## WHAT IS REQUIRED
Word for word, quote all of the material, omitting the pictures.
— begin —
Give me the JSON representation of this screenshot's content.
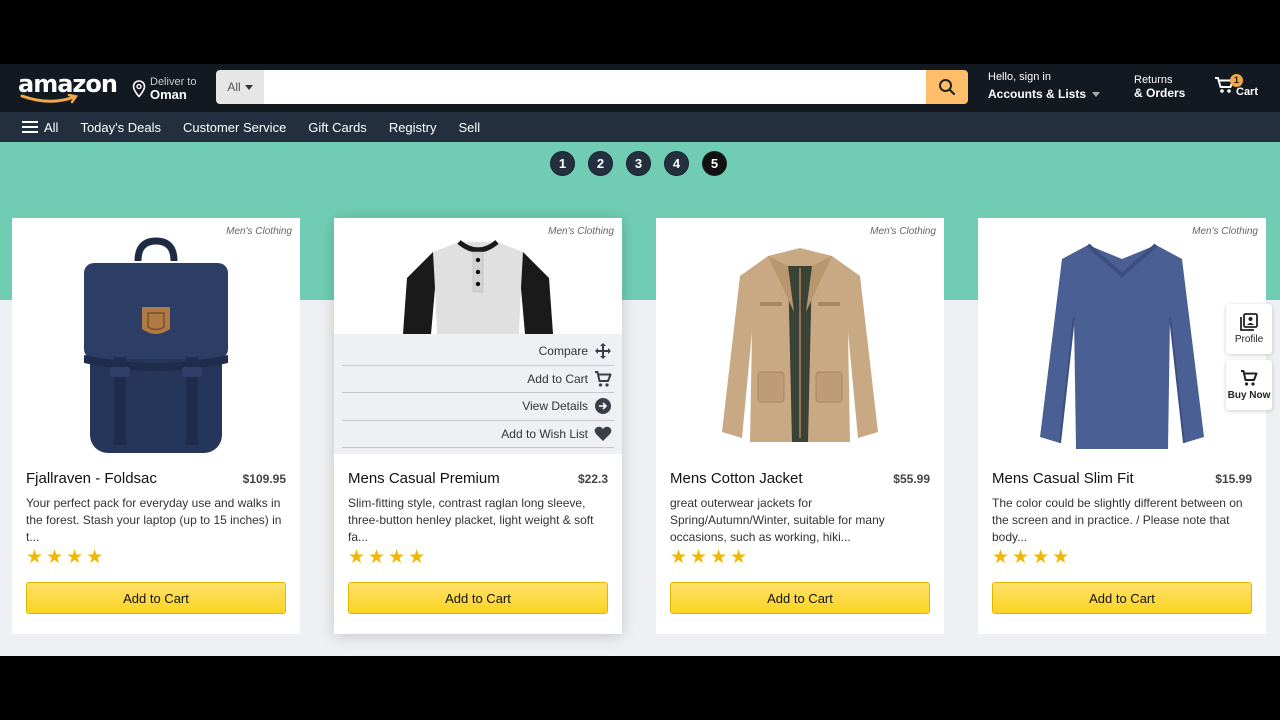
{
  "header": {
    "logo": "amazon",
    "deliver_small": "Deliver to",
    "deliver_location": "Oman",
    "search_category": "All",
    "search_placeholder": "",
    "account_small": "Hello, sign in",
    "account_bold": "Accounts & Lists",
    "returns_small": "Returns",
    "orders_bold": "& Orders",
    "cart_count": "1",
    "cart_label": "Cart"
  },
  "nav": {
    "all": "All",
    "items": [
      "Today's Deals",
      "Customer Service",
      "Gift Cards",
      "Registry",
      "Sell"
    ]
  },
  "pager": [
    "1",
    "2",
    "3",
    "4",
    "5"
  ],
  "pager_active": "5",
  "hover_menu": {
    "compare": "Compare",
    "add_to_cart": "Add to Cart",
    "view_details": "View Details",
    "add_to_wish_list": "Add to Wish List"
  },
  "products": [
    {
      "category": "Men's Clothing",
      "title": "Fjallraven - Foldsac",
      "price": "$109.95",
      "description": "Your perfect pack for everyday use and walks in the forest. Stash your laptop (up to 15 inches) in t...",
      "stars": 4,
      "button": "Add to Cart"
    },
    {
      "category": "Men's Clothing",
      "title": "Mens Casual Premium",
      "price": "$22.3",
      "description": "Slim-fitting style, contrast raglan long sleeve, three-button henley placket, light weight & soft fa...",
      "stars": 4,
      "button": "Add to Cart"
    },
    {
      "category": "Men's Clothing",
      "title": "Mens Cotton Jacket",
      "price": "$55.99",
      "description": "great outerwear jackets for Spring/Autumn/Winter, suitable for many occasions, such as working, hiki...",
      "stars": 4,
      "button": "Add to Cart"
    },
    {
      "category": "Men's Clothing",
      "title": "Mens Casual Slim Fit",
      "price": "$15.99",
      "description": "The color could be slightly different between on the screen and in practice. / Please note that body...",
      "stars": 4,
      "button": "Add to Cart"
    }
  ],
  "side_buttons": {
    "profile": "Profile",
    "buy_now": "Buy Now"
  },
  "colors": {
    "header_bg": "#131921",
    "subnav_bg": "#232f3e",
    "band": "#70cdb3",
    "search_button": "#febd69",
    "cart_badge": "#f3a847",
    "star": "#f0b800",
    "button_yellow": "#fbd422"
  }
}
— end —
## EXERCISE OUTPUT
Give me the JSON representation of this screenshot's content.
{
  "header": {
    "logo": "amazon",
    "deliver_small": "Deliver to",
    "deliver_location": "Oman",
    "search_category": "All",
    "search_placeholder": "",
    "account_small": "Hello, sign in",
    "account_bold": "Accounts & Lists",
    "returns_small": "Returns",
    "orders_bold": "& Orders",
    "cart_count": "1",
    "cart_label": "Cart"
  },
  "nav": {
    "all": "All",
    "items": [
      "Today's Deals",
      "Customer Service",
      "Gift Cards",
      "Registry",
      "Sell"
    ]
  },
  "pager": [
    "1",
    "2",
    "3",
    "4",
    "5"
  ],
  "pager_active": "5",
  "hover_menu": {
    "compare": "Compare",
    "add_to_cart": "Add to Cart",
    "view_details": "View Details",
    "add_to_wish_list": "Add to Wish List"
  },
  "products": [
    {
      "category": "Men's Clothing",
      "title": "Fjallraven - Foldsac",
      "price": "$109.95",
      "description": "Your perfect pack for everyday use and walks in the forest. Stash your laptop (up to 15 inches) in t...",
      "stars": 4,
      "button": "Add to Cart"
    },
    {
      "category": "Men's Clothing",
      "title": "Mens Casual Premium",
      "price": "$22.3",
      "description": "Slim-fitting style, contrast raglan long sleeve, three-button henley placket, light weight & soft fa...",
      "stars": 4,
      "button": "Add to Cart"
    },
    {
      "category": "Men's Clothing",
      "title": "Mens Cotton Jacket",
      "price": "$55.99",
      "description": "great outerwear jackets for Spring/Autumn/Winter, suitable for many occasions, such as working, hiki...",
      "stars": 4,
      "button": "Add to Cart"
    },
    {
      "category": "Men's Clothing",
      "title": "Mens Casual Slim Fit",
      "price": "$15.99",
      "description": "The color could be slightly different between on the screen and in practice. / Please note that body...",
      "stars": 4,
      "button": "Add to Cart"
    }
  ],
  "side_buttons": {
    "profile": "Profile",
    "buy_now": "Buy Now"
  },
  "colors": {
    "header_bg": "#131921",
    "subnav_bg": "#232f3e",
    "band": "#70cdb3",
    "search_button": "#febd69",
    "cart_badge": "#f3a847",
    "star": "#f0b800",
    "button_yellow": "#fbd422"
  }
}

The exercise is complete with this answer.